Short exercise -
Return all lines that include the string "tous".

Supplied material -
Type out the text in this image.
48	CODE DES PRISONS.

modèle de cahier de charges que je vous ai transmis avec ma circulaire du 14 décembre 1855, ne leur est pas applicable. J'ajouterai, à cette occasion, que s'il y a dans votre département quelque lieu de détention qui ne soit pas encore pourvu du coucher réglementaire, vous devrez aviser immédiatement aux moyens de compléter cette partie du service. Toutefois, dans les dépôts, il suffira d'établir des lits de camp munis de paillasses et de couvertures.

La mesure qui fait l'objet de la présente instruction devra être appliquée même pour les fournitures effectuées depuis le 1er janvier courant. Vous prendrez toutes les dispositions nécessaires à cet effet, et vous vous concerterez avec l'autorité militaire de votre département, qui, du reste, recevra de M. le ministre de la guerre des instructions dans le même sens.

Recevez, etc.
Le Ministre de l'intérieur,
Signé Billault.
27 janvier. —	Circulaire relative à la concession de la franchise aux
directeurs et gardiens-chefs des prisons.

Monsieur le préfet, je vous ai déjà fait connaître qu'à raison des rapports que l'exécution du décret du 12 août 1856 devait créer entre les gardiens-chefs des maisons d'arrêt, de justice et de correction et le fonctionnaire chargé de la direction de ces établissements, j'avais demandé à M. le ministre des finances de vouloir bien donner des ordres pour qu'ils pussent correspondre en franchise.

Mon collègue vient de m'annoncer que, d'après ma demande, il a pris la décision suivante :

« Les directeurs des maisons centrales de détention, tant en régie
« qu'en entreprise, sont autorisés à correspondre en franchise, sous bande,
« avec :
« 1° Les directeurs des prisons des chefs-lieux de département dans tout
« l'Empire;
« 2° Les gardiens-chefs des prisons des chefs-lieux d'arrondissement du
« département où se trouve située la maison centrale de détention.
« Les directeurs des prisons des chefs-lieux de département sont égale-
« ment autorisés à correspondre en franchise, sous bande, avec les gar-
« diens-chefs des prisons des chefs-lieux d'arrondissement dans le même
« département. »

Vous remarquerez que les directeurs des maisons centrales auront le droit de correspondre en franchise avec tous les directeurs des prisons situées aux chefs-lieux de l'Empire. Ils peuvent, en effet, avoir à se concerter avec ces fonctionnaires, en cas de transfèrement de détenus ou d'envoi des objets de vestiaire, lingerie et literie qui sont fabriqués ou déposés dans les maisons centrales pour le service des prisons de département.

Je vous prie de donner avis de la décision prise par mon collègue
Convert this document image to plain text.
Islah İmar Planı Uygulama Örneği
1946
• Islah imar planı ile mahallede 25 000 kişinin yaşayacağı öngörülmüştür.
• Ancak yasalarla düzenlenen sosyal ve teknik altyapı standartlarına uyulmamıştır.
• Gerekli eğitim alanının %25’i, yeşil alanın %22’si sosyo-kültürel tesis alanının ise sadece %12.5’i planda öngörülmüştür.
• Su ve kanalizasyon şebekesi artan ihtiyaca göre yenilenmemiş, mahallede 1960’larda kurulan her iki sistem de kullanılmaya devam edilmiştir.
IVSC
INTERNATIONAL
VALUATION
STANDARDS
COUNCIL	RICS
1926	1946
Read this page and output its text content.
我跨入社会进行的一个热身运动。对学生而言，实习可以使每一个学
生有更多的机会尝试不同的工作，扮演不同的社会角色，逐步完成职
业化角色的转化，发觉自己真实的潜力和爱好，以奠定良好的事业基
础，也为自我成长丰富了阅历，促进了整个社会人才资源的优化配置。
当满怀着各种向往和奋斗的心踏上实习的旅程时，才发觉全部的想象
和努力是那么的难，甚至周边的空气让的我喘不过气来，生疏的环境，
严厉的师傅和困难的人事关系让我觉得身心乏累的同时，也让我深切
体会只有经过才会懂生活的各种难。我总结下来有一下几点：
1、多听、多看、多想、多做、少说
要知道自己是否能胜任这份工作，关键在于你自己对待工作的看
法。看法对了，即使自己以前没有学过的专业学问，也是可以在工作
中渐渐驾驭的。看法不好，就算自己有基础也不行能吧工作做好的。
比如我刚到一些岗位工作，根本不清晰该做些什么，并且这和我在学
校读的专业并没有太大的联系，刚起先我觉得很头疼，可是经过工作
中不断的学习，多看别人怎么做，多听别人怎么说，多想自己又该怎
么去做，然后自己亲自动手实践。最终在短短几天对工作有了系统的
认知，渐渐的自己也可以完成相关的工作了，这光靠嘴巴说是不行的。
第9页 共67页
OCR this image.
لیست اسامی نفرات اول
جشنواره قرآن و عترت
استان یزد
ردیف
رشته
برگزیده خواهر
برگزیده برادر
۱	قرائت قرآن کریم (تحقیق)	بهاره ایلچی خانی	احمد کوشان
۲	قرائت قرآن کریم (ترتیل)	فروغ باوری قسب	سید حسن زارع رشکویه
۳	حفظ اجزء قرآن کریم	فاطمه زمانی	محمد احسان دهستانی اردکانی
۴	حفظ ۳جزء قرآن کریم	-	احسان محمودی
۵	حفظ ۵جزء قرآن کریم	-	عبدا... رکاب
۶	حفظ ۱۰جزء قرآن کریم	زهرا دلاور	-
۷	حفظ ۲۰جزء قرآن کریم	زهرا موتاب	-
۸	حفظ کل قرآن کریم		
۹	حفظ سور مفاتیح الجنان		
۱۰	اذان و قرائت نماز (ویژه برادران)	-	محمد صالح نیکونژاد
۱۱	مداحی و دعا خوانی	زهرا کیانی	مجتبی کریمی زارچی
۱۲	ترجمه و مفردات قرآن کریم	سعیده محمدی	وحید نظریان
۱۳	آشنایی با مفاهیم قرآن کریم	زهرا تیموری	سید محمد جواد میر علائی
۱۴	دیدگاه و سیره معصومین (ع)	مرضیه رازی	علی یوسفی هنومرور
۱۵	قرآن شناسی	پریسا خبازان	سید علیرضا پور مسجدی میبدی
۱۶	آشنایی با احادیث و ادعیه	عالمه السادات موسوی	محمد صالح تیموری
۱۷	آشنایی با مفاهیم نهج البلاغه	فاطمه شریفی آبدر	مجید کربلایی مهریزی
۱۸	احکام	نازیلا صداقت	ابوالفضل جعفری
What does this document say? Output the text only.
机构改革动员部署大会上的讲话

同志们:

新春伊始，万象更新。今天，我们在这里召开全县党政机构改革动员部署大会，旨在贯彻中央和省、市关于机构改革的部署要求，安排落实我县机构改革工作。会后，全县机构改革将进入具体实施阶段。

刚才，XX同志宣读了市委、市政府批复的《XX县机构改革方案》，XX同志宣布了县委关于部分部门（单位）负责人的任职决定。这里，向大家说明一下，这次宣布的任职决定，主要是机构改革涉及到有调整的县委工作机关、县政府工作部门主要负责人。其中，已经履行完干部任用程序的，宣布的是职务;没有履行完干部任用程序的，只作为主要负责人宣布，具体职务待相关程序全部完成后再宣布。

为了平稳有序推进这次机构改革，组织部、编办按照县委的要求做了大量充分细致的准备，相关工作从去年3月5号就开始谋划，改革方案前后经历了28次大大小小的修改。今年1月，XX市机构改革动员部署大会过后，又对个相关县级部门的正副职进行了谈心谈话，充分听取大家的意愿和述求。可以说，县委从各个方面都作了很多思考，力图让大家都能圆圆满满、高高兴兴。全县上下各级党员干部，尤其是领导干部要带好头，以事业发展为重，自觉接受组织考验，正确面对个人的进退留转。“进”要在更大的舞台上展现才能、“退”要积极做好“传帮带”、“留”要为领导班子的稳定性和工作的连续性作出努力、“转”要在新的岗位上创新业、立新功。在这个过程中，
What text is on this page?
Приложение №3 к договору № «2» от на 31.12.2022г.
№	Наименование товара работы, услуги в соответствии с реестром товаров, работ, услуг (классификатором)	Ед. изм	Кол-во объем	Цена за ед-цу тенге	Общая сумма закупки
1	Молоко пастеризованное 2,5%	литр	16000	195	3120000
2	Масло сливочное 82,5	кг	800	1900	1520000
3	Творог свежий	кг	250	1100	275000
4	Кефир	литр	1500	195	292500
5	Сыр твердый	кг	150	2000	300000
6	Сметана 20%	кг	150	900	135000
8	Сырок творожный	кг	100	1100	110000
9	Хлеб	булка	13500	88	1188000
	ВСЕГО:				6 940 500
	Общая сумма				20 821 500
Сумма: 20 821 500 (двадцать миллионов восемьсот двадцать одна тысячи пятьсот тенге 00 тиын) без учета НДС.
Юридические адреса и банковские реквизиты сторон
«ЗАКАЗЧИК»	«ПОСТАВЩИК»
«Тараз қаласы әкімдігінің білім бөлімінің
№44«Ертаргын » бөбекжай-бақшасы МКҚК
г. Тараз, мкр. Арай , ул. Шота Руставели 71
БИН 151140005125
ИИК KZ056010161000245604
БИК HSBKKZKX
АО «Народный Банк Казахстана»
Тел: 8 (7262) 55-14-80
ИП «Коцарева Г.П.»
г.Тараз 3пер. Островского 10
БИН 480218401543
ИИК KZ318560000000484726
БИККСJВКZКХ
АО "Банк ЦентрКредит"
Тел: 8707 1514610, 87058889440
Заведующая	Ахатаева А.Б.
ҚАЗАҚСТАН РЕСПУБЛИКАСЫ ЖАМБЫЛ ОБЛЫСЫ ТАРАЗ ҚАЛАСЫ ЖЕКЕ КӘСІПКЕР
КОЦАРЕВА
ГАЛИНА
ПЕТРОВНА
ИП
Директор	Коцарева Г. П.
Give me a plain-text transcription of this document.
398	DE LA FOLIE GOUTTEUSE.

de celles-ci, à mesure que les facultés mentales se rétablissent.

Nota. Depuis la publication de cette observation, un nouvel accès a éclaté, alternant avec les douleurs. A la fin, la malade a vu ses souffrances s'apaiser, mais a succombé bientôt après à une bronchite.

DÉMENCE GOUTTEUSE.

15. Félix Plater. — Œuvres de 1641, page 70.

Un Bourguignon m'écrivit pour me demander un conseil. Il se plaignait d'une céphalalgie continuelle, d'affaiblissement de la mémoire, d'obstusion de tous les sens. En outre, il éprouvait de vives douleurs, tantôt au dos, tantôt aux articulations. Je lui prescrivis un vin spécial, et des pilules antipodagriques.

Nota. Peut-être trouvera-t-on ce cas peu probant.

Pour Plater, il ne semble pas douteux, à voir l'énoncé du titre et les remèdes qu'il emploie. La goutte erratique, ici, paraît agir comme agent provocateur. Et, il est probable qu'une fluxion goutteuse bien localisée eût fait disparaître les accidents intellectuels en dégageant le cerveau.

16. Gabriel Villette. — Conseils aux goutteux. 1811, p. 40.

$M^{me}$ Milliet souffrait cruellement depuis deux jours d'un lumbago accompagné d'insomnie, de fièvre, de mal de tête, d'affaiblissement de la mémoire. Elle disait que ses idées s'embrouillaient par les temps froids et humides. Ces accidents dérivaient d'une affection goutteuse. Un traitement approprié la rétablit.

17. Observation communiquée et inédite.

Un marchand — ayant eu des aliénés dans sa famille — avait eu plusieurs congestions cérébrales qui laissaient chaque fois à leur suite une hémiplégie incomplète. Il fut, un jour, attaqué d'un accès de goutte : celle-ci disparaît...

Correct response -
Vous remarquerez que les directeurs des maisons centrales auront le droit de correspondre en franchise avec tous les directeurs des prisons situées aux chefs-lieux de l'Empire. Ils peuvent, en effet, avoir à se concerter avec ces fonctionnaires, en cas de transfèrement de détenus ou d'envoi des objets de vestiaire, lingerie et literie qui sont fabriqués ou déposés dans les maisons centrales pour le service des prisons de département.
Un Bourguignon m'écrivit pour me demander un conseil. Il se plaignait d'une céphalalgie continuelle, d'affaiblissement de la mémoire, d'obstusion de tous les sens. En outre, il éprouvait de vives douleurs, tantôt au dos, tantôt aux articulations. Je lui prescrivis un vin spécial, et des pilules antipodagriques.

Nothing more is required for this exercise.